- [Task statement]: Scan the material and copy every line in which "brother" appears.
BEGIN Information given
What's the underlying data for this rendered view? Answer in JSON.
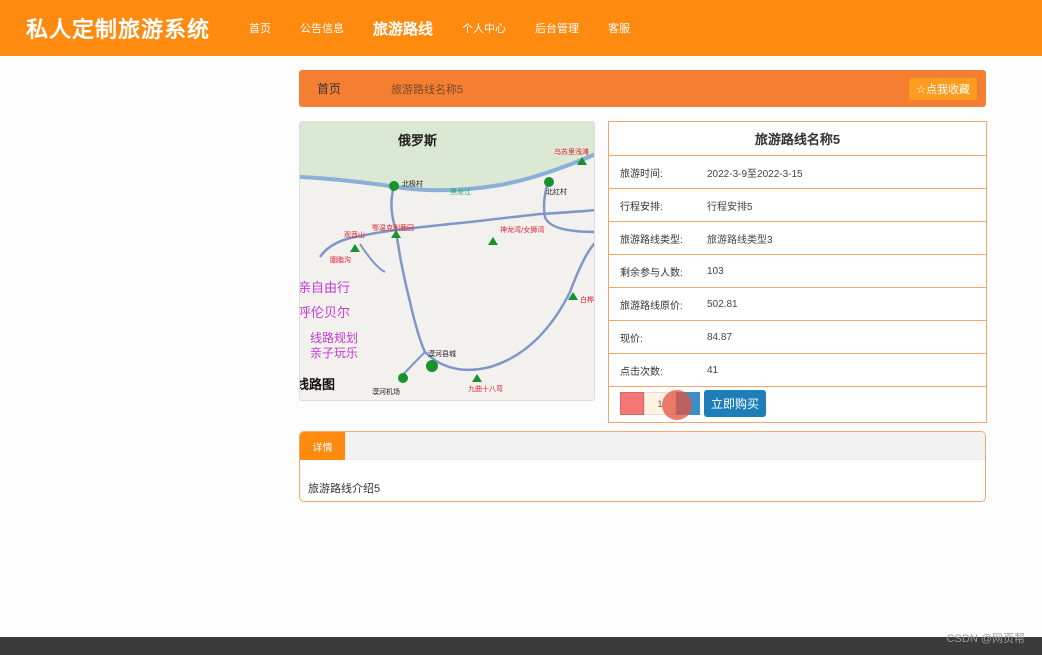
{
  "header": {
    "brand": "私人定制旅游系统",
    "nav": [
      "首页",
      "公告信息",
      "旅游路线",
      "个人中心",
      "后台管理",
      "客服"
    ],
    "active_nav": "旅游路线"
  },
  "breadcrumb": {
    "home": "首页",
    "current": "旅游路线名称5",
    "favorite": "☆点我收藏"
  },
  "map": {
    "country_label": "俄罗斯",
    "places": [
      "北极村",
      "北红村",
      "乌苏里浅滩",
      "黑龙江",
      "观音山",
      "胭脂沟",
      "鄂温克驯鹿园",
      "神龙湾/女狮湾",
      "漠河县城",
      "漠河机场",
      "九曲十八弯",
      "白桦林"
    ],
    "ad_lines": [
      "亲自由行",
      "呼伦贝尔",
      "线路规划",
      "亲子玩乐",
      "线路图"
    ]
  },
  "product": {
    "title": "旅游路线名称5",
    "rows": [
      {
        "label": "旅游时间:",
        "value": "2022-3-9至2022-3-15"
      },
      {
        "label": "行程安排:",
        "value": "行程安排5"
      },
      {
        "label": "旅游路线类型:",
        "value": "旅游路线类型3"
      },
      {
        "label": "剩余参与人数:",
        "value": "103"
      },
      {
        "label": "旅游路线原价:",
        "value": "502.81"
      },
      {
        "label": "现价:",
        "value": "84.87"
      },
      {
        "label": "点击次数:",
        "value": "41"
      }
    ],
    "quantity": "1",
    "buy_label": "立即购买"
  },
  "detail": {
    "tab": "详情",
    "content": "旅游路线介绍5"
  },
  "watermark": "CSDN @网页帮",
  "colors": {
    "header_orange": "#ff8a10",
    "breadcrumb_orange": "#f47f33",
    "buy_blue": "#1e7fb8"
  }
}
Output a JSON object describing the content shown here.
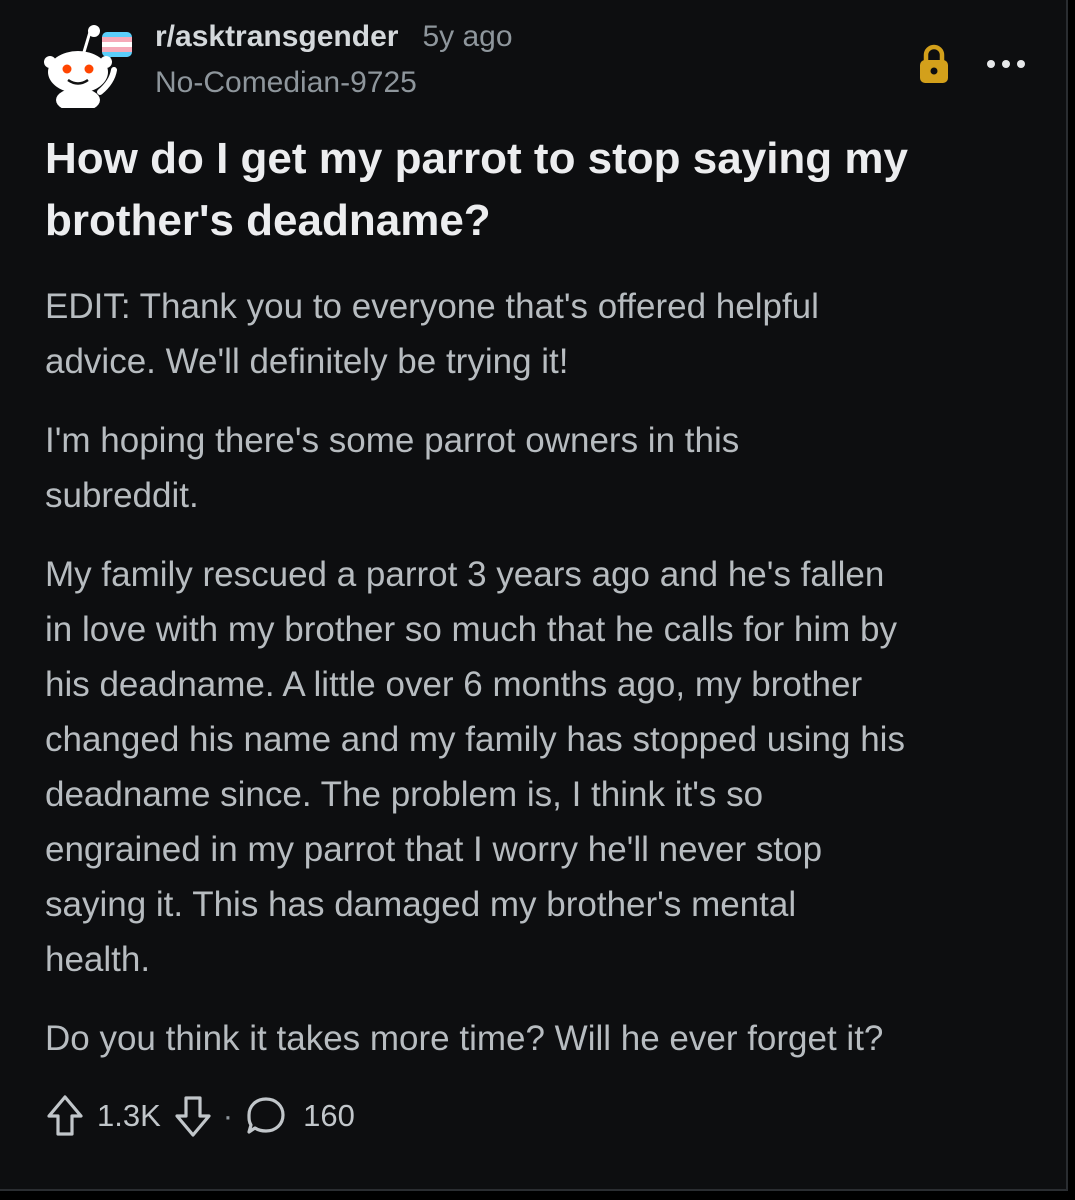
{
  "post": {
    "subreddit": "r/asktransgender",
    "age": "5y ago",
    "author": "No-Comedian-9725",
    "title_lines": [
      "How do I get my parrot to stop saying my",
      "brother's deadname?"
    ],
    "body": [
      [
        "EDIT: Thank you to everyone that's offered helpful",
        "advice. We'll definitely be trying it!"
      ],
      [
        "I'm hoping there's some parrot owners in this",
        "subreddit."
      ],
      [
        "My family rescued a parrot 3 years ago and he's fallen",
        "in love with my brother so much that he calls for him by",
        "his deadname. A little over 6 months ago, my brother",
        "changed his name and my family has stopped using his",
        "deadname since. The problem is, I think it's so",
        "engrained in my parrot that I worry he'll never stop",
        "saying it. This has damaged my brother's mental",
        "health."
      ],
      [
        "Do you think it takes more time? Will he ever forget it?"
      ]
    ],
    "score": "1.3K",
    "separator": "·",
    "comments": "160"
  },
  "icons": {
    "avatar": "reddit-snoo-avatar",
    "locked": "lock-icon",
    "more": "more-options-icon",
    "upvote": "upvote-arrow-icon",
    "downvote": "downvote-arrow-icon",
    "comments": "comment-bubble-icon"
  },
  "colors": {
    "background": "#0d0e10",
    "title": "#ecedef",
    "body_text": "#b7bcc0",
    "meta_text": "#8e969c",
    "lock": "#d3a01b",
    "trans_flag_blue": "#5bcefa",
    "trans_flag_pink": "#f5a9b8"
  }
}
END Information given
BEGIN Information given
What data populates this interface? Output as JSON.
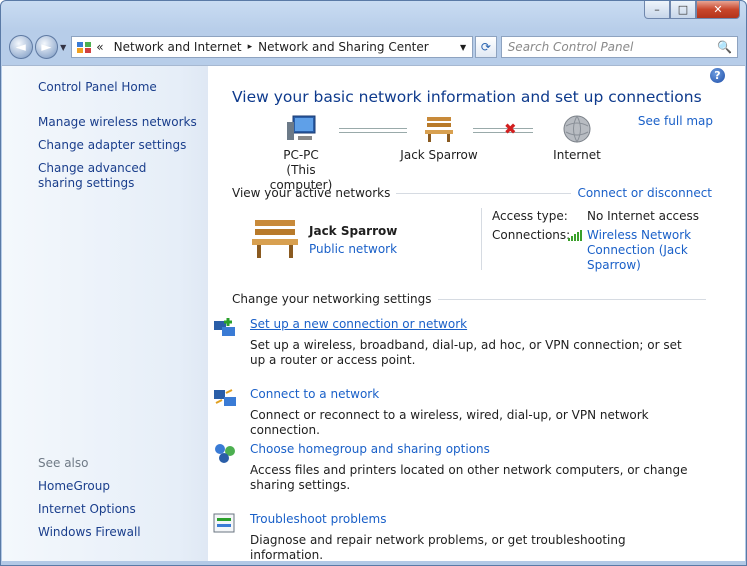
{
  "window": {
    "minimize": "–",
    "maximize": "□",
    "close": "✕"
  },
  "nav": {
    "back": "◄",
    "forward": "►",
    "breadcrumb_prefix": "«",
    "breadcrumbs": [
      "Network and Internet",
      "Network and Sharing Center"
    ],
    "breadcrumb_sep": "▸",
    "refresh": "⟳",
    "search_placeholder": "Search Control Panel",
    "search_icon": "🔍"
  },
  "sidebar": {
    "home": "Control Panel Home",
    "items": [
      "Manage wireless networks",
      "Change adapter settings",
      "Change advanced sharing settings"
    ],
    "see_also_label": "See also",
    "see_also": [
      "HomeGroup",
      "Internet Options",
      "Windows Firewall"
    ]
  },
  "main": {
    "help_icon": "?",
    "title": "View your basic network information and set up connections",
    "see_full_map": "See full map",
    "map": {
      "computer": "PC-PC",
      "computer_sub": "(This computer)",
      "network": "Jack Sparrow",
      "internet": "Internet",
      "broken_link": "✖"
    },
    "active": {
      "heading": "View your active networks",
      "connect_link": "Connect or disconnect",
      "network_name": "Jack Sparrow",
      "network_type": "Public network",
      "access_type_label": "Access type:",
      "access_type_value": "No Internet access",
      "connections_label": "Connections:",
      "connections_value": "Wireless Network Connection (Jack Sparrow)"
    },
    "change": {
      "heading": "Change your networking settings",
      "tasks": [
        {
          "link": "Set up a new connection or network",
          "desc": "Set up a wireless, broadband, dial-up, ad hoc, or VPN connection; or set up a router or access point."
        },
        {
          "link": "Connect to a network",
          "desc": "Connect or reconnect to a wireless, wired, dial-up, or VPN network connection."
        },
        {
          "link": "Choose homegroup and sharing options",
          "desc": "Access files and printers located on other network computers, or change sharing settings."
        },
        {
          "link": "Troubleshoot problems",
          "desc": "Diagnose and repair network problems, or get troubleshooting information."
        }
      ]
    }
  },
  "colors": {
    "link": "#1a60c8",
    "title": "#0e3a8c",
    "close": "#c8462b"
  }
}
END Information given
- [Answer below]:
      "brother's deadname?"
        "in love with my brother so much that he calls for him by",
        "his deadname. A little over 6 months ago, my brother",
        "saying it. This has damaged my brother's mental",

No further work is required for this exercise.